» Data provided
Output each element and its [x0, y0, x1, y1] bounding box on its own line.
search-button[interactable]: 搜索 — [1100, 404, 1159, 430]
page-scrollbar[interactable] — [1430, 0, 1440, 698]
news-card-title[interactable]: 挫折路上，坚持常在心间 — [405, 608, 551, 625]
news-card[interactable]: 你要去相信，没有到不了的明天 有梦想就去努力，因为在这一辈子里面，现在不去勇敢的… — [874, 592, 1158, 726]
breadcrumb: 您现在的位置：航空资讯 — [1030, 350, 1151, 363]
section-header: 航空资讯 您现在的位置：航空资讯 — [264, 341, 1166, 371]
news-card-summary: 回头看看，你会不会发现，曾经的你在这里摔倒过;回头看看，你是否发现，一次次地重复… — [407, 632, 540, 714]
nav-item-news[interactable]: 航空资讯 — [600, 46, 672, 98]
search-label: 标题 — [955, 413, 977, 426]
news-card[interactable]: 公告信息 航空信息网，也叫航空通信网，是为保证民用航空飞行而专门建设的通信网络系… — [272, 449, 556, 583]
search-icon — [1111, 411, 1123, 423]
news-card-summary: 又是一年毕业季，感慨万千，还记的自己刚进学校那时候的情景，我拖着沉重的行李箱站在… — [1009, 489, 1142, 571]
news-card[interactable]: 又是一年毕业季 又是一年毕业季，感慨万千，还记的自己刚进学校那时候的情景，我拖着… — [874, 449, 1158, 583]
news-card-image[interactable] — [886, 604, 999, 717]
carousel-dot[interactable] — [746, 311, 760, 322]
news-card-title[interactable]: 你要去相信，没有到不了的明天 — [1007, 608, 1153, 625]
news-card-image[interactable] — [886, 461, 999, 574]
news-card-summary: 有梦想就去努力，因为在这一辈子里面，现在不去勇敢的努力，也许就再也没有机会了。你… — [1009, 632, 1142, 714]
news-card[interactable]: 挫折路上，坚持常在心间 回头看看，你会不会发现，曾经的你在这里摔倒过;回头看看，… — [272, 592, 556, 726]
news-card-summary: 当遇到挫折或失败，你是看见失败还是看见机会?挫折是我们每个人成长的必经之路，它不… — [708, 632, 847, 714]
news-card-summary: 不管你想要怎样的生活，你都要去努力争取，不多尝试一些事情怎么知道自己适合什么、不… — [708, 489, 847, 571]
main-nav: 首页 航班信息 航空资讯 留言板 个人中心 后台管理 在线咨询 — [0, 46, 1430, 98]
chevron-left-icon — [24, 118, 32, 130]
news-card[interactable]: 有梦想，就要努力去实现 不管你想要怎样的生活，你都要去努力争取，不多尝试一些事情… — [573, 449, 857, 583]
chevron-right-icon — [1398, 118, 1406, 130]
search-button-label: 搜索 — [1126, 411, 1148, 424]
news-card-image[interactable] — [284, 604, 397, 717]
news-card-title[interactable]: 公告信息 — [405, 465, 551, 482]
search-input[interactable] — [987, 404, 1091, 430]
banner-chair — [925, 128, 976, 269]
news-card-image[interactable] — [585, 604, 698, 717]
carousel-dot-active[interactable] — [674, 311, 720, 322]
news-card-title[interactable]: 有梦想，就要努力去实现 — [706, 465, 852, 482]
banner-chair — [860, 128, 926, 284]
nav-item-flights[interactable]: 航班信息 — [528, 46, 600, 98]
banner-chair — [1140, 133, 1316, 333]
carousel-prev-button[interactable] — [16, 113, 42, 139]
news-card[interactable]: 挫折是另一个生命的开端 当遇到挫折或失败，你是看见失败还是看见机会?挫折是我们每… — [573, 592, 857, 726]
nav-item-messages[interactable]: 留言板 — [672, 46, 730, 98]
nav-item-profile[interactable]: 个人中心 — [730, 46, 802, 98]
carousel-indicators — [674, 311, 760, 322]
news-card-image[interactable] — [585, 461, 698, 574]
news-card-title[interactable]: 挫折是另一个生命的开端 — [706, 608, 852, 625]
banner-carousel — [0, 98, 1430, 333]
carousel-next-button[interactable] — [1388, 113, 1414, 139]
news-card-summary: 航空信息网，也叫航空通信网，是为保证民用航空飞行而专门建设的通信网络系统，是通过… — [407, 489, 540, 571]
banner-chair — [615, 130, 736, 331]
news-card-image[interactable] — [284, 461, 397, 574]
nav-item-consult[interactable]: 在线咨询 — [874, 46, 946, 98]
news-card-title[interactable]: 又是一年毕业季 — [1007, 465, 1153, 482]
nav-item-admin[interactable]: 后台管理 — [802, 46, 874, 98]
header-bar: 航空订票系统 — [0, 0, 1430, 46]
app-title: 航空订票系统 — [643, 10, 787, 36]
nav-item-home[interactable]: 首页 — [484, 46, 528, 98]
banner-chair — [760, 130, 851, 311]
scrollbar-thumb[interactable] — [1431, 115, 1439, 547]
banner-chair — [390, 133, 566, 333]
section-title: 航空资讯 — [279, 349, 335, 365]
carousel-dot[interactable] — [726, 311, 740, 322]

» Short problem
Please rewrite the entries as a numbered list, starting at the beginning of the entries and ending at the line that contains "main-nav: 首页 航班信息", both included. Leave out any blank lines.

» Task answer
1. Output each element and its [x0, y0, x1, y1] bounding box on its own line.
2. search-button[interactable]: 搜索 — [1100, 404, 1159, 430]
3. page-scrollbar[interactable] — [1430, 0, 1440, 698]
4. news-card-title[interactable]: 挫折路上，坚持常在心间 — [405, 608, 551, 625]
5. news-card[interactable]: 你要去相信，没有到不了的明天 有梦想就去努力，因为在这一辈子里面，现在不去勇敢的… — [874, 592, 1158, 726]
6. breadcrumb: 您现在的位置：航空资讯 — [1030, 350, 1151, 363]
7. section-header: 航空资讯 您现在的位置：航空资讯 — [264, 341, 1166, 371]
8. news-card-summary: 回头看看，你会不会发现，曾经的你在这里摔倒过;回头看看，你是否发现，一次次地重复… — [407, 632, 540, 714]
9. nav-item-news[interactable]: 航空资讯 — [600, 46, 672, 98]
10. search-label: 标题 — [955, 413, 977, 426]
11. news-card[interactable]: 公告信息 航空信息网，也叫航空通信网，是为保证民用航空飞行而专门建设的通信网络系… — [272, 449, 556, 583]
12. search-icon — [1111, 411, 1123, 423]
13. news-card-summary: 又是一年毕业季，感慨万千，还记的自己刚进学校那时候的情景，我拖着沉重的行李箱站在… — [1009, 489, 1142, 571]
14. news-card[interactable]: 又是一年毕业季 又是一年毕业季，感慨万千，还记的自己刚进学校那时候的情景，我拖着… — [874, 449, 1158, 583]
15. news-card-image[interactable] — [886, 604, 999, 717]
16. carousel-dot[interactable] — [746, 311, 760, 322]
17. news-card-title[interactable]: 你要去相信，没有到不了的明天 — [1007, 608, 1153, 625]
18. news-card-image[interactable] — [886, 461, 999, 574]
19. news-card-summary: 有梦想就去努力，因为在这一辈子里面，现在不去勇敢的努力，也许就再也没有机会了。你… — [1009, 632, 1142, 714]
20. news-card[interactable]: 挫折路上，坚持常在心间 回头看看，你会不会发现，曾经的你在这里摔倒过;回头看看，… — [272, 592, 556, 726]
21. news-card-summary: 当遇到挫折或失败，你是看见失败还是看见机会?挫折是我们每个人成长的必经之路，它不… — [708, 632, 847, 714]
22. news-card-summary: 不管你想要怎样的生活，你都要去努力争取，不多尝试一些事情怎么知道自己适合什么、不… — [708, 489, 847, 571]
23. main-nav: 首页 航班信息 航空资讯 留言板 个人中心 后台管理 在线咨询 — [0, 46, 1430, 98]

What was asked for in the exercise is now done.